Each entry must be given again exactly; images do not belong in the copy.

====

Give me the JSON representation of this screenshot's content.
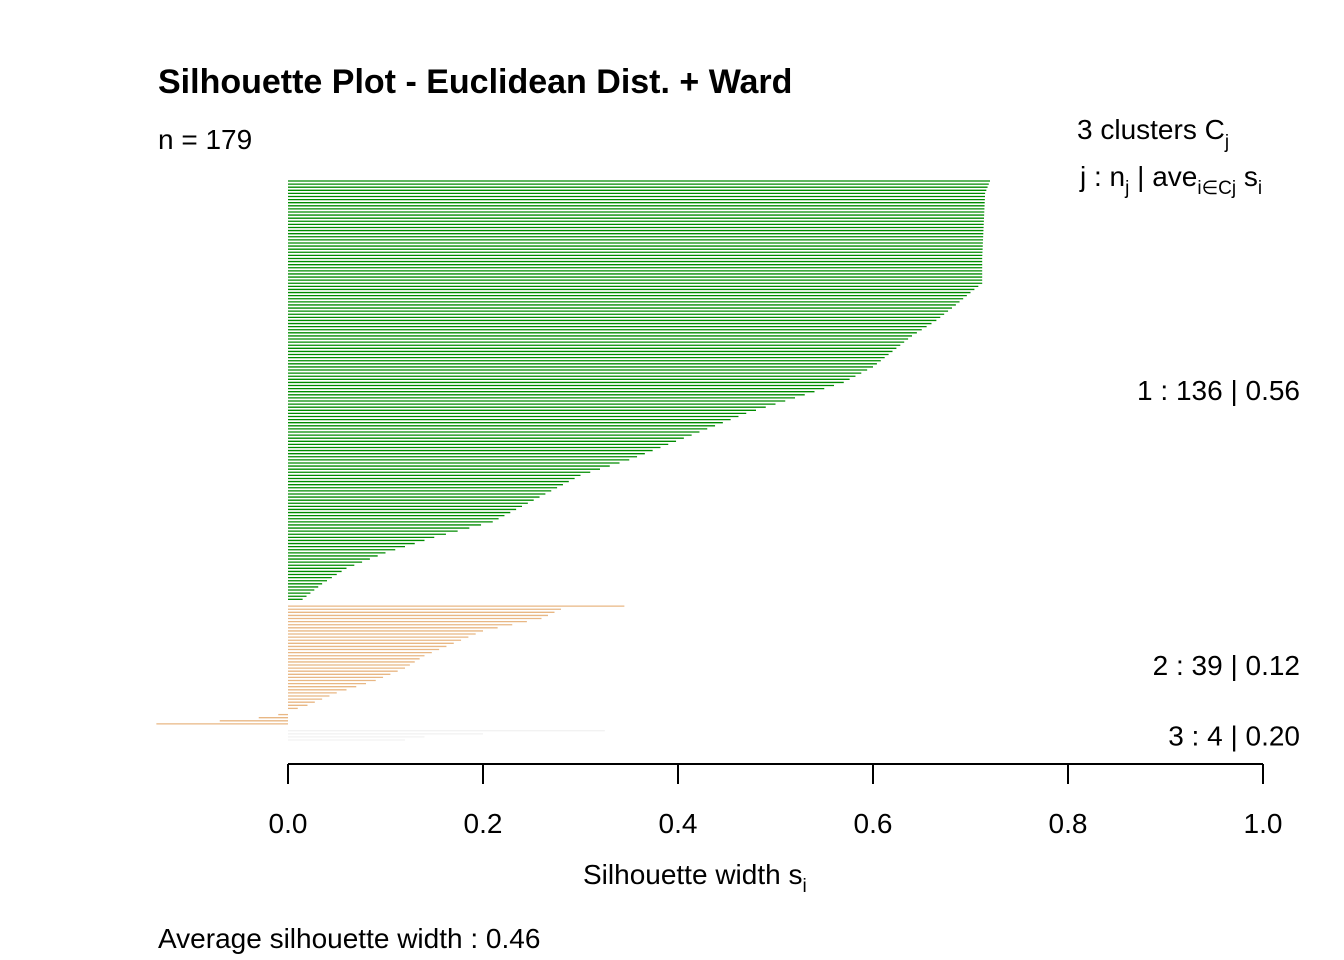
{
  "chart_data": {
    "type": "bar",
    "orientation": "horizontal",
    "title": "Silhouette Plot - Euclidean Dist. + Ward",
    "n_label": "n = 179",
    "header": {
      "clusters_prefix": "3  clusters  C",
      "clusters_sub": "j",
      "legend_j": "j :  n",
      "legend_nsub": "j",
      "legend_mid": " | ave",
      "legend_avesub": "i∈Cj",
      "legend_s": "  s",
      "legend_ssub": "i"
    },
    "xlabel": "Silhouette width s",
    "xlabel_sub": "i",
    "xlim": [
      0.0,
      1.0
    ],
    "xticks": [
      "0.0",
      "0.2",
      "0.4",
      "0.6",
      "0.8",
      "1.0"
    ],
    "footer": "Average silhouette width :  0.46",
    "clusters": [
      {
        "label": "1 :   136  |  0.56",
        "n": 136,
        "average": 0.56,
        "color": "#008B00",
        "profile": [
          [
            0,
            0.72
          ],
          [
            4,
            0.715
          ],
          [
            25,
            0.712
          ],
          [
            33,
            0.712
          ],
          [
            36,
            0.7
          ],
          [
            40,
            0.685
          ],
          [
            45,
            0.665
          ],
          [
            50,
            0.64
          ],
          [
            55,
            0.62
          ],
          [
            60,
            0.6
          ],
          [
            65,
            0.57
          ],
          [
            70,
            0.52
          ],
          [
            75,
            0.47
          ],
          [
            80,
            0.43
          ],
          [
            85,
            0.39
          ],
          [
            90,
            0.35
          ],
          [
            95,
            0.3
          ],
          [
            100,
            0.27
          ],
          [
            105,
            0.24
          ],
          [
            110,
            0.21
          ],
          [
            115,
            0.15
          ],
          [
            120,
            0.1
          ],
          [
            125,
            0.06
          ],
          [
            130,
            0.035
          ],
          [
            135,
            0.015
          ]
        ]
      },
      {
        "label": "2 :   39  |  0.12",
        "n": 39,
        "average": 0.12,
        "color": "#E8B784",
        "profile": [
          [
            0,
            0.345
          ],
          [
            1,
            0.28
          ],
          [
            4,
            0.26
          ],
          [
            8,
            0.2
          ],
          [
            12,
            0.17
          ],
          [
            16,
            0.14
          ],
          [
            20,
            0.12
          ],
          [
            24,
            0.09
          ],
          [
            28,
            0.05
          ],
          [
            32,
            0.02
          ],
          [
            34,
            0.0
          ],
          [
            35,
            -0.01
          ],
          [
            36,
            -0.03
          ],
          [
            37,
            -0.07
          ],
          [
            38,
            -0.135
          ]
        ]
      },
      {
        "label": "3 :   4  |  0.20",
        "n": 4,
        "average": 0.2,
        "color": "#F2F2F2",
        "profile": [
          [
            0,
            0.325
          ],
          [
            1,
            0.2
          ],
          [
            2,
            0.14
          ],
          [
            3,
            0.12
          ]
        ]
      }
    ]
  }
}
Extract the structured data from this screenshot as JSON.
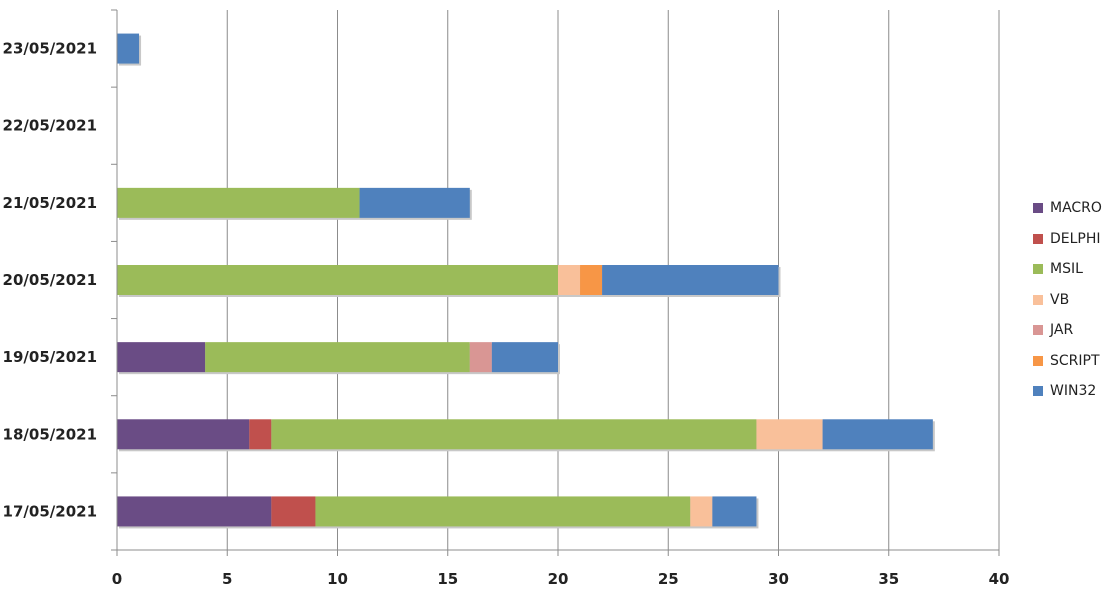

====

## CORRECT ANSWER
Give me the JSON representation of this screenshot's content.
{
  "chart_data": {
    "type": "bar",
    "orientation": "horizontal",
    "title": "Silhouette Plot - Euclidean Dist. + Ward",
    "n_label": "n = 179",
    "header": {
      "clusters_prefix": "3  clusters  C",
      "clusters_sub": "j",
      "legend_j": "j :  n",
      "legend_nsub": "j",
      "legend_mid": " | ave",
      "legend_avesub": "i∈Cj",
      "legend_s": "  s",
      "legend_ssub": "i"
    },
    "xlabel": "Silhouette width s",
    "xlabel_sub": "i",
    "xlim": [
      0.0,
      1.0
    ],
    "xticks": [
      "0.0",
      "0.2",
      "0.4",
      "0.6",
      "0.8",
      "1.0"
    ],
    "footer": "Average silhouette width :  0.46",
    "clusters": [
      {
        "label": "1 :   136  |  0.56",
        "n": 136,
        "average": 0.56,
        "color": "#008B00",
        "profile": [
          [
            0,
            0.72
          ],
          [
            4,
            0.715
          ],
          [
            25,
            0.712
          ],
          [
            33,
            0.712
          ],
          [
            36,
            0.7
          ],
          [
            40,
            0.685
          ],
          [
            45,
            0.665
          ],
          [
            50,
            0.64
          ],
          [
            55,
            0.62
          ],
          [
            60,
            0.6
          ],
          [
            65,
            0.57
          ],
          [
            70,
            0.52
          ],
          [
            75,
            0.47
          ],
          [
            80,
            0.43
          ],
          [
            85,
            0.39
          ],
          [
            90,
            0.35
          ],
          [
            95,
            0.3
          ],
          [
            100,
            0.27
          ],
          [
            105,
            0.24
          ],
          [
            110,
            0.21
          ],
          [
            115,
            0.15
          ],
          [
            120,
            0.1
          ],
          [
            125,
            0.06
          ],
          [
            130,
            0.035
          ],
          [
            135,
            0.015
          ]
        ]
      },
      {
        "label": "2 :   39  |  0.12",
        "n": 39,
        "average": 0.12,
        "color": "#E8B784",
        "profile": [
          [
            0,
            0.345
          ],
          [
            1,
            0.28
          ],
          [
            4,
            0.26
          ],
          [
            8,
            0.2
          ],
          [
            12,
            0.17
          ],
          [
            16,
            0.14
          ],
          [
            20,
            0.12
          ],
          [
            24,
            0.09
          ],
          [
            28,
            0.05
          ],
          [
            32,
            0.02
          ],
          [
            34,
            0.0
          ],
          [
            35,
            -0.01
          ],
          [
            36,
            -0.03
          ],
          [
            37,
            -0.07
          ],
          [
            38,
            -0.135
          ]
        ]
      },
      {
        "label": "3 :   4  |  0.20",
        "n": 4,
        "average": 0.2,
        "color": "#F2F2F2",
        "profile": [
          [
            0,
            0.325
          ],
          [
            1,
            0.2
          ],
          [
            2,
            0.14
          ],
          [
            3,
            0.12
          ]
        ]
      }
    ]
  }
}
Extract the structured data from this screenshot as JSON.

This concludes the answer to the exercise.